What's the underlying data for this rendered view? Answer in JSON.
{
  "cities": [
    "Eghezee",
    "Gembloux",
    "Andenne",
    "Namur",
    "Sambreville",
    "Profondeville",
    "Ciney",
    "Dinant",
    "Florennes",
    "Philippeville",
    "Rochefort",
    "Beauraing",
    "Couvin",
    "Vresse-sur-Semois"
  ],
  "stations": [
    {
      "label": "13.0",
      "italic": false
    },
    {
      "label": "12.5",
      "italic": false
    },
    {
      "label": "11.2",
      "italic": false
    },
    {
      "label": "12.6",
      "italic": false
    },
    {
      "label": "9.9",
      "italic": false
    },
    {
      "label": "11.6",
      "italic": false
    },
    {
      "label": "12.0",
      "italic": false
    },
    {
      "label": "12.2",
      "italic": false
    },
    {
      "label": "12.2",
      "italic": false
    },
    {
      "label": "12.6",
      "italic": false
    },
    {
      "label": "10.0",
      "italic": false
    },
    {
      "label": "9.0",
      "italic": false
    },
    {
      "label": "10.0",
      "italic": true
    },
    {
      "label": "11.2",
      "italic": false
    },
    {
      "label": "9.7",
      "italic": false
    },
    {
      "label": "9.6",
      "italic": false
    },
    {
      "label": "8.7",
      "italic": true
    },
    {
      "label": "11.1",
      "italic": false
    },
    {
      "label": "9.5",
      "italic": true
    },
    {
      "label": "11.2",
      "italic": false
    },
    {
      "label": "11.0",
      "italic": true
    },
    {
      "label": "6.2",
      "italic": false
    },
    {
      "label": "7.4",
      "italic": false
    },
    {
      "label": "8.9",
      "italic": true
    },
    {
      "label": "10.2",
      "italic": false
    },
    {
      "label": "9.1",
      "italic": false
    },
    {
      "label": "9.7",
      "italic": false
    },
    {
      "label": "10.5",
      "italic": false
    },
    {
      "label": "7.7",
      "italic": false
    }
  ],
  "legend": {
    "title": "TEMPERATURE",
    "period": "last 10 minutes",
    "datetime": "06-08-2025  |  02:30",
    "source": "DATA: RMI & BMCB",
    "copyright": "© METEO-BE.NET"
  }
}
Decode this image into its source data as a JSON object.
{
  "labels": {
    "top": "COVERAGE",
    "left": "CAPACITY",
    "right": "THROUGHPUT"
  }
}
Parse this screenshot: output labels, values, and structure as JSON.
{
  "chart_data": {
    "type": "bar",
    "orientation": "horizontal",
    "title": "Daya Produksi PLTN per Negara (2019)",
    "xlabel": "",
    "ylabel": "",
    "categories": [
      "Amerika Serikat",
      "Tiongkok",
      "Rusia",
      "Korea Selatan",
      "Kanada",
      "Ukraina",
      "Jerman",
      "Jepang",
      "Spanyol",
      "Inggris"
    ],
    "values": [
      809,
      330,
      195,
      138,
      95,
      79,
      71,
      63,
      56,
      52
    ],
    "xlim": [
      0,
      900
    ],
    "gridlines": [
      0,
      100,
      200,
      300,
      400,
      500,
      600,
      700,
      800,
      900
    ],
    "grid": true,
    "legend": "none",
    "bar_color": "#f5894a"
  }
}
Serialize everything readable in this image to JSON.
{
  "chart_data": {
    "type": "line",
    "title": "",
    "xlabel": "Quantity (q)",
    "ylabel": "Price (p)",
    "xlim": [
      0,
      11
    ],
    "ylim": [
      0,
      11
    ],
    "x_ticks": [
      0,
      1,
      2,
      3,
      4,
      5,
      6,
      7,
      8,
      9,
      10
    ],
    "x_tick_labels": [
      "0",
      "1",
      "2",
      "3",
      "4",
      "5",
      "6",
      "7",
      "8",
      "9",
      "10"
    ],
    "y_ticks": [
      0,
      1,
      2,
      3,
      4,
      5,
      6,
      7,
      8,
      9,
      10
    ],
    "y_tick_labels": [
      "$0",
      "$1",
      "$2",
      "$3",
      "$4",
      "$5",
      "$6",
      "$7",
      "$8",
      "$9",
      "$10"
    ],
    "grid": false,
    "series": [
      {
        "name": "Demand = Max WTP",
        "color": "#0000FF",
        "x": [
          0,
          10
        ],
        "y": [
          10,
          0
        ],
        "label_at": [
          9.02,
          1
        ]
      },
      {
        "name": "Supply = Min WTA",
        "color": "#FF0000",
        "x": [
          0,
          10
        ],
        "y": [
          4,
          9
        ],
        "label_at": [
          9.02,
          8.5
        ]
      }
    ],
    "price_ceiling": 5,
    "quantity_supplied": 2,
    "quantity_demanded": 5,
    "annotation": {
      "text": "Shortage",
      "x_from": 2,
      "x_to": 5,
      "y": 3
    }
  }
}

______________________________

Give the records above again, word for word.

What's the underlying data for this rendered view? Answer in JSON.
{
  "cities": [
    "Eghezee",
    "Gembloux",
    "Andenne",
    "Namur",
    "Sambreville",
    "Profondeville",
    "Ciney",
    "Dinant",
    "Florennes",
    "Philippeville",
    "Rochefort",
    "Beauraing",
    "Couvin",
    "Vresse-sur-Semois"
  ],
  "stations": [
    {
      "label": "13.0",
      "italic": false
    },
    {
      "label": "12.5",
      "italic": false
    },
    {
      "label": "11.2",
      "italic": false
    },
    {
      "label": "12.6",
      "italic": false
    },
    {
      "label": "9.9",
      "italic": false
    },
    {
      "label": "11.6",
      "italic": false
    },
    {
      "label": "12.0",
      "italic": false
    },
    {
      "label": "12.2",
      "italic": false
    },
    {
      "label": "12.2",
      "italic": false
    },
    {
      "label": "12.6",
      "italic": false
    },
    {
      "label": "10.0",
      "italic": false
    },
    {
      "label": "9.0",
      "italic": false
    },
    {
      "label": "10.0",
      "italic": true
    },
    {
      "label": "11.2",
      "italic": false
    },
    {
      "label": "9.7",
      "italic": false
    },
    {
      "label": "9.6",
      "italic": false
    },
    {
      "label": "8.7",
      "italic": true
    },
    {
      "label": "11.1",
      "italic": false
    },
    {
      "label": "9.5",
      "italic": true
    },
    {
      "label": "11.2",
      "italic": false
    },
    {
      "label": "11.0",
      "italic": true
    },
    {
      "label": "6.2",
      "italic": false
    },
    {
      "label": "7.4",
      "italic": false
    },
    {
      "label": "8.9",
      "italic": true
    },
    {
      "label": "10.2",
      "italic": false
    },
    {
      "label": "9.1",
      "italic": false
    },
    {
      "label": "9.7",
      "italic": false
    },
    {
      "label": "10.5",
      "italic": false
    },
    {
      "label": "7.7",
      "italic": false
    }
  ],
  "legend": {
    "title": "TEMPERATURE",
    "period": "last 10 minutes",
    "datetime": "06-08-2025  |  02:30",
    "source": "DATA: RMI & BMCB",
    "copyright": "© METEO-BE.NET"
  }
}
Decode this image into its source data as a JSON object.
{
  "labels": {
    "top": "COVERAGE",
    "left": "CAPACITY",
    "right": "THROUGHPUT"
  }
}
Parse this screenshot: output labels, values, and structure as JSON.
{
  "chart_data": {
    "type": "bar",
    "orientation": "horizontal",
    "title": "Daya Produksi PLTN per Negara (2019)",
    "xlabel": "",
    "ylabel": "",
    "categories": [
      "Amerika Serikat",
      "Tiongkok",
      "Rusia",
      "Korea Selatan",
      "Kanada",
      "Ukraina",
      "Jerman",
      "Jepang",
      "Spanyol",
      "Inggris"
    ],
    "values": [
      809,
      330,
      195,
      138,
      95,
      79,
      71,
      63,
      56,
      52
    ],
    "xlim": [
      0,
      900
    ],
    "gridlines": [
      0,
      100,
      200,
      300,
      400,
      500,
      600,
      700,
      800,
      900
    ],
    "grid": true,
    "legend": "none",
    "bar_color": "#f5894a"
  }
}
Serialize everything readable in this image to JSON.
{
  "chart_data": {
    "type": "line",
    "title": "",
    "xlabel": "Quantity (q)",
    "ylabel": "Price (p)",
    "xlim": [
      0,
      11
    ],
    "ylim": [
      0,
      11
    ],
    "x_ticks": [
      0,
      1,
      2,
      3,
      4,
      5,
      6,
      7,
      8,
      9,
      10
    ],
    "x_tick_labels": [
      "0",
      "1",
      "2",
      "3",
      "4",
      "5",
      "6",
      "7",
      "8",
      "9",
      "10"
    ],
    "y_ticks": [
      0,
      1,
      2,
      3,
      4,
      5,
      6,
      7,
      8,
      9,
      10
    ],
    "y_tick_labels": [
      "$0",
      "$1",
      "$2",
      "$3",
      "$4",
      "$5",
      "$6",
      "$7",
      "$8",
      "$9",
      "$10"
    ],
    "grid": false,
    "series": [
      {
        "name": "Demand = Max WTP",
        "color": "#0000FF",
        "x": [
          0,
          10
        ],
        "y": [
          10,
          0
        ],
        "label_at": [
          9.02,
          1
        ]
      },
      {
        "name": "Supply = Min WTA",
        "color": "#FF0000",
        "x": [
          0,
          10
        ],
        "y": [
          4,
          9
        ],
        "label_at": [
          9.02,
          8.5
        ]
      }
    ],
    "price_ceiling": 5,
    "quantity_supplied": 2,
    "quantity_demanded": 5,
    "annotation": {
      "text": "Shortage",
      "x_from": 2,
      "x_to": 5,
      "y": 3
    }
  }
}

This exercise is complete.